# Stated problem
Your task is to write out the lines from the line containing "Read out every word on this page." through the last line of the material, exactly.

# Material for the task
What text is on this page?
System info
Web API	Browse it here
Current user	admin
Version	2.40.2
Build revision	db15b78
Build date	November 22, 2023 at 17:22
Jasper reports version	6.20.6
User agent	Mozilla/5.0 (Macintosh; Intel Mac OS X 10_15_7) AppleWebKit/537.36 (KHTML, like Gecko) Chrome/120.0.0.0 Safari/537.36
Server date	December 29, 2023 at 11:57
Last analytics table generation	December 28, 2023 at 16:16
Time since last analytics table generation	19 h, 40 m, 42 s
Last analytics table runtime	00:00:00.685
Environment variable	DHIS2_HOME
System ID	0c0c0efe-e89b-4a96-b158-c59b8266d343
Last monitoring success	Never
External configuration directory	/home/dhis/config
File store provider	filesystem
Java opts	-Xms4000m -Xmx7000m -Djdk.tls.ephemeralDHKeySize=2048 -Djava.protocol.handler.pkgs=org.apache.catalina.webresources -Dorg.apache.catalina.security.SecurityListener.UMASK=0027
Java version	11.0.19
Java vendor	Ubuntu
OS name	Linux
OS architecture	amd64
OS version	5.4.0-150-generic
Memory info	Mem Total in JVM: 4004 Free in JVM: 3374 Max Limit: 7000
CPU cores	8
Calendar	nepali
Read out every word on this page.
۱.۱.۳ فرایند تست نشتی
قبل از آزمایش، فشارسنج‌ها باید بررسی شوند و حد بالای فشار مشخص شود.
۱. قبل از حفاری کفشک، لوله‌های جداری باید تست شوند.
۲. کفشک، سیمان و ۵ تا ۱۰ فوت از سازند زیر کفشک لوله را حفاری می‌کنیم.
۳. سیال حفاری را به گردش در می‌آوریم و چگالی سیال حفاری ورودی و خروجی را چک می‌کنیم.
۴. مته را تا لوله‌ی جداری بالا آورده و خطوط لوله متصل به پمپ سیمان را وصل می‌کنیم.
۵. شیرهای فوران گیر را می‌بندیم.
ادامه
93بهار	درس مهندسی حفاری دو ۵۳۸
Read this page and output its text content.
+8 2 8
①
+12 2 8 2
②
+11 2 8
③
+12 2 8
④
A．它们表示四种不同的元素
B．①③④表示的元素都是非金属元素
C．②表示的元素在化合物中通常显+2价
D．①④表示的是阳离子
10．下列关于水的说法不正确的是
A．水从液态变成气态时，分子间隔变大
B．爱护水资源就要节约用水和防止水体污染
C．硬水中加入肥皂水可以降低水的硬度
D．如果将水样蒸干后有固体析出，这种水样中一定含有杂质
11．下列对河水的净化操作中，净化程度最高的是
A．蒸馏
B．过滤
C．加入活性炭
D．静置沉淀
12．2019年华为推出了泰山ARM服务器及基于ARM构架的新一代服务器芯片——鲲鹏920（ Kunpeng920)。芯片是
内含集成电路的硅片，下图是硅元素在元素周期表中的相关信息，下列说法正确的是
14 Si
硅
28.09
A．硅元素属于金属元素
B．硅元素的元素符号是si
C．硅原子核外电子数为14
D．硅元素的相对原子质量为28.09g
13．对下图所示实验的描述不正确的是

# Answer for this exercise
Read out every word on this page.
۱.۱.۳ فرایند تست نشتی
قبل از آزمایش، فشارسنج‌ها باید بررسی شوند و حد بالای فشار مشخص شود.
۱. قبل از حفاری کفشک، لوله‌های جداری باید تست شوند.
۲. کفشک، سیمان و ۵ تا ۱۰ فوت از سازند زیر کفشک لوله را حفاری می‌کنیم.
۳. سیال حفاری را به گردش در می‌آوریم و چگالی سیال حفاری ورودی و خروجی را چک می‌کنیم.
۴. مته را تا لوله‌ی جداری بالا آورده و خطوط لوله متصل به پمپ سیمان را وصل می‌کنیم.
۵. شیرهای فوران گیر را می‌بندیم.
ادامه
93بهار	درس مهندسی حفاری دو ۵۳۸
Read this page and output its text content.
+8 2 8
①
+12 2 8 2
②
+11 2 8
③
+12 2 8
④
A．它们表示四种不同的元素
B．①③④表示的元素都是非金属元素
C．②表示的元素在化合物中通常显+2价
D．①④表示的是阳离子
10．下列关于水的说法不正确的是
A．水从液态变成气态时，分子间隔变大
B．爱护水资源就要节约用水和防止水体污染
C．硬水中加入肥皂水可以降低水的硬度
D．如果将水样蒸干后有固体析出，这种水样中一定含有杂质
11．下列对河水的净化操作中，净化程度最高的是
A．蒸馏
B．过滤
C．加入活性炭
D．静置沉淀
12．2019年华为推出了泰山ARM服务器及基于ARM构架的新一代服务器芯片——鲲鹏920（ Kunpeng920)。芯片是
内含集成电路的硅片，下图是硅元素在元素周期表中的相关信息，下列说法正确的是
14 Si
硅
28.09
A．硅元素属于金属元素
B．硅元素的元素符号是si
C．硅原子核外电子数为14
D．硅元素的相对原子质量为28.09g
13．对下图所示实验的描述不正确的是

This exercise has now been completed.